Record list:
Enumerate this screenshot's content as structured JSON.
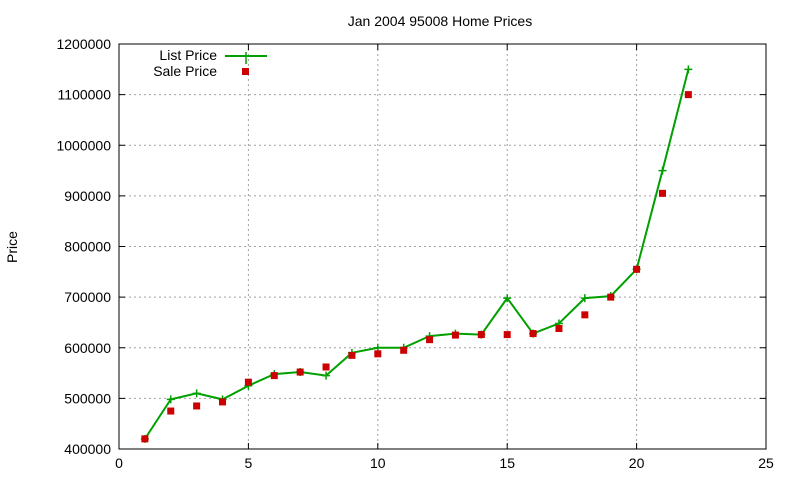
{
  "chart_data": {
    "type": "line",
    "title": "Jan 2004 95008 Home Prices",
    "xlabel": "",
    "ylabel": "Price",
    "xlim": [
      0,
      25
    ],
    "ylim": [
      400000,
      1200000
    ],
    "xticks": [
      0,
      5,
      10,
      15,
      20,
      25
    ],
    "yticks": [
      400000,
      500000,
      600000,
      700000,
      800000,
      900000,
      1000000,
      1100000,
      1200000
    ],
    "grid": true,
    "legend_position": "top-left",
    "series": [
      {
        "name": "List Price",
        "style": "line-with-points",
        "color": "#00a000",
        "x": [
          1,
          2,
          3,
          4,
          5,
          6,
          7,
          8,
          9,
          10,
          11,
          12,
          13,
          14,
          15,
          16,
          17,
          18,
          19,
          20,
          21,
          22
        ],
        "y": [
          420000,
          498000,
          510000,
          498000,
          525000,
          548000,
          552000,
          545000,
          590000,
          600000,
          600000,
          623000,
          628000,
          626000,
          698000,
          628000,
          648000,
          698000,
          702000,
          755000,
          950000,
          1150000
        ]
      },
      {
        "name": "Sale Price",
        "style": "points",
        "color": "#cc0000",
        "x": [
          1,
          2,
          3,
          4,
          5,
          6,
          7,
          8,
          9,
          10,
          11,
          12,
          13,
          14,
          15,
          16,
          17,
          18,
          19,
          20,
          21,
          22
        ],
        "y": [
          420000,
          475000,
          485000,
          493000,
          532000,
          545000,
          552000,
          562000,
          585000,
          588000,
          595000,
          616000,
          625000,
          626000,
          626000,
          628000,
          638000,
          665000,
          700000,
          755000,
          905000,
          1100000
        ]
      }
    ]
  }
}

What you will do:
Quote the full listing above word for word; exclude every picture from the copy.

Solution below:
Enumerate this screenshot's content as structured JSON.
{
  "chart_data": {
    "type": "line",
    "title": "Jan 2004 95008 Home Prices",
    "xlabel": "",
    "ylabel": "Price",
    "xlim": [
      0,
      25
    ],
    "ylim": [
      400000,
      1200000
    ],
    "xticks": [
      0,
      5,
      10,
      15,
      20,
      25
    ],
    "yticks": [
      400000,
      500000,
      600000,
      700000,
      800000,
      900000,
      1000000,
      1100000,
      1200000
    ],
    "grid": true,
    "legend_position": "top-left",
    "series": [
      {
        "name": "List Price",
        "style": "line-with-points",
        "color": "#00a000",
        "x": [
          1,
          2,
          3,
          4,
          5,
          6,
          7,
          8,
          9,
          10,
          11,
          12,
          13,
          14,
          15,
          16,
          17,
          18,
          19,
          20,
          21,
          22
        ],
        "y": [
          420000,
          498000,
          510000,
          498000,
          525000,
          548000,
          552000,
          545000,
          590000,
          600000,
          600000,
          623000,
          628000,
          626000,
          698000,
          628000,
          648000,
          698000,
          702000,
          755000,
          950000,
          1150000
        ]
      },
      {
        "name": "Sale Price",
        "style": "points",
        "color": "#cc0000",
        "x": [
          1,
          2,
          3,
          4,
          5,
          6,
          7,
          8,
          9,
          10,
          11,
          12,
          13,
          14,
          15,
          16,
          17,
          18,
          19,
          20,
          21,
          22
        ],
        "y": [
          420000,
          475000,
          485000,
          493000,
          532000,
          545000,
          552000,
          562000,
          585000,
          588000,
          595000,
          616000,
          625000,
          626000,
          626000,
          628000,
          638000,
          665000,
          700000,
          755000,
          905000,
          1100000
        ]
      }
    ]
  }
}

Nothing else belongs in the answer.